▸ **Saved entries**
_ _ _ _

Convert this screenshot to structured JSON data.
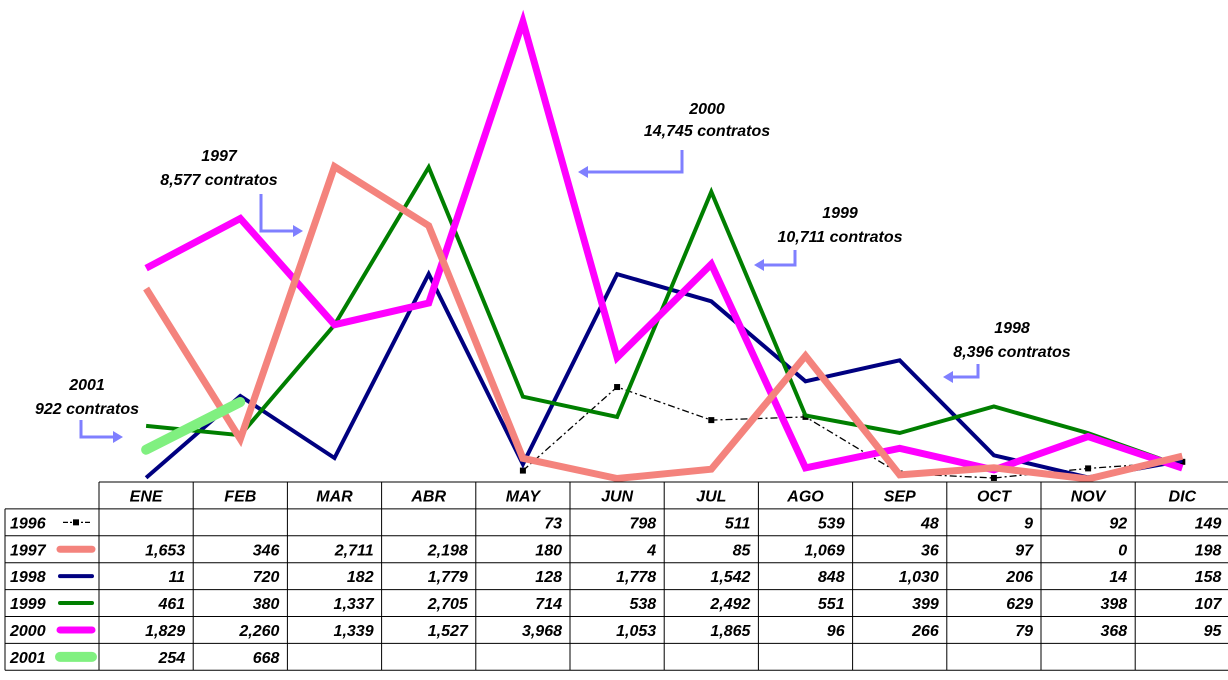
{
  "chart_data": {
    "type": "line",
    "title": "",
    "xlabel": "",
    "ylabel": "",
    "ylim": [
      0,
      4000
    ],
    "grid": false,
    "legend": "table-left",
    "categories": [
      "ENE",
      "FEB",
      "MAR",
      "ABR",
      "MAY",
      "JUN",
      "JUL",
      "AGO",
      "SEP",
      "OCT",
      "NOV",
      "DIC"
    ],
    "series": [
      {
        "name": "1996",
        "color": "#000000",
        "style": "dash-dot-markers",
        "values": [
          null,
          null,
          null,
          null,
          73,
          798,
          511,
          539,
          48,
          9,
          92,
          149
        ],
        "labels": [
          "",
          "",
          "",
          "",
          "73",
          "798",
          "511",
          "539",
          "48",
          "9",
          "92",
          "149"
        ]
      },
      {
        "name": "1997",
        "color": "#f4837d",
        "style": "thick",
        "values": [
          1653,
          346,
          2711,
          2198,
          180,
          4,
          85,
          1069,
          36,
          97,
          0,
          198
        ],
        "labels": [
          "1,653",
          "346",
          "2,711",
          "2,198",
          "180",
          "4",
          "85",
          "1,069",
          "36",
          "97",
          "0",
          "198"
        ]
      },
      {
        "name": "1998",
        "color": "#000080",
        "style": "medium",
        "values": [
          11,
          720,
          182,
          1779,
          128,
          1778,
          1542,
          848,
          1030,
          206,
          14,
          158
        ],
        "labels": [
          "11",
          "720",
          "182",
          "1,779",
          "128",
          "1,778",
          "1,542",
          "848",
          "1,030",
          "206",
          "14",
          "158"
        ]
      },
      {
        "name": "1999",
        "color": "#007f00",
        "style": "medium",
        "values": [
          461,
          380,
          1337,
          2705,
          714,
          538,
          2492,
          551,
          399,
          629,
          398,
          107
        ],
        "labels": [
          "461",
          "380",
          "1,337",
          "2,705",
          "714",
          "538",
          "2,492",
          "551",
          "399",
          "629",
          "398",
          "107"
        ]
      },
      {
        "name": "2000",
        "color": "#ff00ff",
        "style": "thick",
        "values": [
          1829,
          2260,
          1339,
          1527,
          3968,
          1053,
          1865,
          96,
          266,
          79,
          368,
          95
        ],
        "labels": [
          "1,829",
          "2,260",
          "1,339",
          "1,527",
          "3,968",
          "1,053",
          "1,865",
          "96",
          "266",
          "79",
          "368",
          "95"
        ]
      },
      {
        "name": "2001",
        "color": "#80f080",
        "style": "extra-thick",
        "values": [
          254,
          668,
          null,
          null,
          null,
          null,
          null,
          null,
          null,
          null,
          null,
          null
        ],
        "labels": [
          "254",
          "668",
          "",
          "",
          "",
          "",
          "",
          "",
          "",
          "",
          "",
          ""
        ]
      }
    ],
    "annotations": [
      {
        "year": "1997",
        "text": "8,577 contratos"
      },
      {
        "year": "2000",
        "text": "14,745 contratos"
      },
      {
        "year": "1999",
        "text": "10,711 contratos"
      },
      {
        "year": "1998",
        "text": "8,396 contratos"
      },
      {
        "year": "2001",
        "text": "922 contratos"
      }
    ],
    "annotation_arrow_color": "#7f7fff"
  }
}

_ _ _ _

▸ **TO BE DONE**
Which lines hold the word "name"? Copy all of them.

▸ **ANSWER**
        "name": "1996",
        "name": "1997",
        "name": "1998",
        "name": "1999",
        "name": "2000",
        "name": "2001",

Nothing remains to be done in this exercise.